**EXERCISE TASK:** Extract each line holding the word "milestones" from the entries.
───
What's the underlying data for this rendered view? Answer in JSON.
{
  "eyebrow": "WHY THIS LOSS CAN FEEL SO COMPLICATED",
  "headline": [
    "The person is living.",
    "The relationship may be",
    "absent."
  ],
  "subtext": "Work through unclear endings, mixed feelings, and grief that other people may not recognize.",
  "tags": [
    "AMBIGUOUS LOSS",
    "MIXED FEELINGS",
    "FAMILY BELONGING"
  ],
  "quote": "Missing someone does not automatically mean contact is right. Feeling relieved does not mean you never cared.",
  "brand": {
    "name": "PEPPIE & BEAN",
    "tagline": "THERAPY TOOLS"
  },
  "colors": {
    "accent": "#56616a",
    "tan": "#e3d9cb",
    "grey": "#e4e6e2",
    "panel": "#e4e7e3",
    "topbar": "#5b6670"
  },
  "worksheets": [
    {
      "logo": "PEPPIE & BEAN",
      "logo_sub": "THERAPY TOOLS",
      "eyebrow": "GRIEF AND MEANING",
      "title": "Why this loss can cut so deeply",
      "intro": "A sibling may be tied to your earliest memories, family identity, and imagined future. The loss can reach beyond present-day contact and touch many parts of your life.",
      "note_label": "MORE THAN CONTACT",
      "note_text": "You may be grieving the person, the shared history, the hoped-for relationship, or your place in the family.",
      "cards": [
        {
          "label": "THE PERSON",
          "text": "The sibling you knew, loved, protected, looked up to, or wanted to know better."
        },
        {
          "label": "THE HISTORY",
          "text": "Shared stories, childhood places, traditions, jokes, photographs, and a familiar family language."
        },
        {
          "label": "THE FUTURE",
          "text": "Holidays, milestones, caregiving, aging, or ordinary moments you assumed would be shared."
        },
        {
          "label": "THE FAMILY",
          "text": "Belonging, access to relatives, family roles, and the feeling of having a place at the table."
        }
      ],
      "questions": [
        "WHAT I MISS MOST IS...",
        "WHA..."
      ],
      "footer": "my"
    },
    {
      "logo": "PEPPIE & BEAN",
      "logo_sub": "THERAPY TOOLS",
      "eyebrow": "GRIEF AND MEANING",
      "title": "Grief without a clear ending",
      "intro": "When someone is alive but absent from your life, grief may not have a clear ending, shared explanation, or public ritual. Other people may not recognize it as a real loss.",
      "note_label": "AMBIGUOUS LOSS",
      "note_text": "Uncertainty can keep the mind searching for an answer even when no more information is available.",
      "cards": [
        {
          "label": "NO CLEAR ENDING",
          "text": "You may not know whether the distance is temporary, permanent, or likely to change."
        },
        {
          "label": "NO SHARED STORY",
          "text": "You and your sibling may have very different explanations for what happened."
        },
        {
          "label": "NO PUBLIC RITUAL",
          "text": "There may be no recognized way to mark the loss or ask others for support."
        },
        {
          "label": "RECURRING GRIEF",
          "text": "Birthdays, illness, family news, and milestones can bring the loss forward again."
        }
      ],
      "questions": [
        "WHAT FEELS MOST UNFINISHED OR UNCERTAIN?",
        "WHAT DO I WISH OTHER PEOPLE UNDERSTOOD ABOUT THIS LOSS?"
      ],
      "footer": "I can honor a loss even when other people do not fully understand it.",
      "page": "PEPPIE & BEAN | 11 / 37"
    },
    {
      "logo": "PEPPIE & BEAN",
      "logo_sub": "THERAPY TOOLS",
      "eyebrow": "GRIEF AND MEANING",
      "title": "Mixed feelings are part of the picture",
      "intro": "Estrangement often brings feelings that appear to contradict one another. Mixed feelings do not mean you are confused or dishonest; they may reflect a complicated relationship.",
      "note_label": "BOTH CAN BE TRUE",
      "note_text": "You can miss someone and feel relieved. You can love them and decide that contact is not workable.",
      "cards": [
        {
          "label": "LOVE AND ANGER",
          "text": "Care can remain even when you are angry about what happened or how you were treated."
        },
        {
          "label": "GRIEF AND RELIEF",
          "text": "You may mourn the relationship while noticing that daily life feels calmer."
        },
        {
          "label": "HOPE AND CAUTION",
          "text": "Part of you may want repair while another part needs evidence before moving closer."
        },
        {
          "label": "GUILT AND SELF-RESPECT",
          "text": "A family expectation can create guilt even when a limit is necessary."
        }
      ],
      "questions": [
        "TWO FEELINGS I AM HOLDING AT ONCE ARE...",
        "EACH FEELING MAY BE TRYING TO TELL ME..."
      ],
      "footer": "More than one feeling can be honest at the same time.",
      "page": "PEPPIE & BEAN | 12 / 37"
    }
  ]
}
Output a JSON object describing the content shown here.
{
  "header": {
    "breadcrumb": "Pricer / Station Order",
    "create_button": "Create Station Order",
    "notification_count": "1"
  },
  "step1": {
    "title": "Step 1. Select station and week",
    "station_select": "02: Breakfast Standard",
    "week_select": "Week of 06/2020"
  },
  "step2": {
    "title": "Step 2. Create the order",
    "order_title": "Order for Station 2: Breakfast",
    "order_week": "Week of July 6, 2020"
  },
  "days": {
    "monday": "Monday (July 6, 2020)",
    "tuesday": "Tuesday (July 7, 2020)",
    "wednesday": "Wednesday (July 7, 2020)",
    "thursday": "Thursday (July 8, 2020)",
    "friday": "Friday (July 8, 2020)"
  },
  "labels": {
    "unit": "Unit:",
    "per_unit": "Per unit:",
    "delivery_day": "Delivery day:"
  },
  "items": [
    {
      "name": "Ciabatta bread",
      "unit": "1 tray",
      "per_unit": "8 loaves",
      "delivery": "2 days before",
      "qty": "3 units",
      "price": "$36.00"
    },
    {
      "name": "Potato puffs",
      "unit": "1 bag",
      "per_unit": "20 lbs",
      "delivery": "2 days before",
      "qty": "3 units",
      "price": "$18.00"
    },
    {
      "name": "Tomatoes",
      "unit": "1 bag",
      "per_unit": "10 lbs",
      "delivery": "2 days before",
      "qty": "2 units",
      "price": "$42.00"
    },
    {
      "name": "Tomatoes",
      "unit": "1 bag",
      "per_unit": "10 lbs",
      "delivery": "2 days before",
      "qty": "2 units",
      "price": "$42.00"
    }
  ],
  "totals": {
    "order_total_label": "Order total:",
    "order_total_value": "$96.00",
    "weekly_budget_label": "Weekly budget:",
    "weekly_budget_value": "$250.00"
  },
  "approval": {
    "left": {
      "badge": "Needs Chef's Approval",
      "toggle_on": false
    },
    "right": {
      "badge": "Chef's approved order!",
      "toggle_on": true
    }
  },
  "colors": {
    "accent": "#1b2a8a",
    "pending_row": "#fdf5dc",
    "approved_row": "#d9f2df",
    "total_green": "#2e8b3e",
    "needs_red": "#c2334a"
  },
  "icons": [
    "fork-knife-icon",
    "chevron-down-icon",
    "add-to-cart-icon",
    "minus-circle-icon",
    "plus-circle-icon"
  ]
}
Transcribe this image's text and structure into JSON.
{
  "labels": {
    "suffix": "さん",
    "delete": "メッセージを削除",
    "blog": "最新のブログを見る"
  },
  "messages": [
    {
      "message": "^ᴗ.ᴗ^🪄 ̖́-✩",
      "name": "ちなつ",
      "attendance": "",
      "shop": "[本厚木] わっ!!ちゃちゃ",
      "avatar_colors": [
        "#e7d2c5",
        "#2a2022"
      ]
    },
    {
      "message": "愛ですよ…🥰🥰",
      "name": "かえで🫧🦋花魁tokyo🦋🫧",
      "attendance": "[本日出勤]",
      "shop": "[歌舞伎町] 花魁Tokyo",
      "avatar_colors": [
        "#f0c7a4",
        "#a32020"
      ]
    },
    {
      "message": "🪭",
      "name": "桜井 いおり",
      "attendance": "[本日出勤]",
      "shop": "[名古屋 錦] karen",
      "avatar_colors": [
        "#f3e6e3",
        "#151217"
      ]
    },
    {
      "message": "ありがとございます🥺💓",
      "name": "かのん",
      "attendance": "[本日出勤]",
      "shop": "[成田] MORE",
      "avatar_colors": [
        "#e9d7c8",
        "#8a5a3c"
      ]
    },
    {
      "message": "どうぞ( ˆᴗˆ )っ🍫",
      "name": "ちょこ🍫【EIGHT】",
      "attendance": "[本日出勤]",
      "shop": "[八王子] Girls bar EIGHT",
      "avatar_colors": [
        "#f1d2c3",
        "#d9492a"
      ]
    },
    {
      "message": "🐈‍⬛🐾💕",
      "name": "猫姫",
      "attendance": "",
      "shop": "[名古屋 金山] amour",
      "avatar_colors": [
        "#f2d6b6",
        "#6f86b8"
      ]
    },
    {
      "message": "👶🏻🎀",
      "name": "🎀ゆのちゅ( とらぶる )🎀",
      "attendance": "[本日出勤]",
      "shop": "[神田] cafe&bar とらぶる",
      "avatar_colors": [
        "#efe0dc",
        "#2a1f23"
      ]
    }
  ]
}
───
**SOLUTION FOR THIS PROBLEM:**
          "text": "Holidays, milestones, caregiving, aging, or ordinary moments you assumed would be shared."
          "text": "Birthdays, illness, family news, and milestones can bring the loss forward again."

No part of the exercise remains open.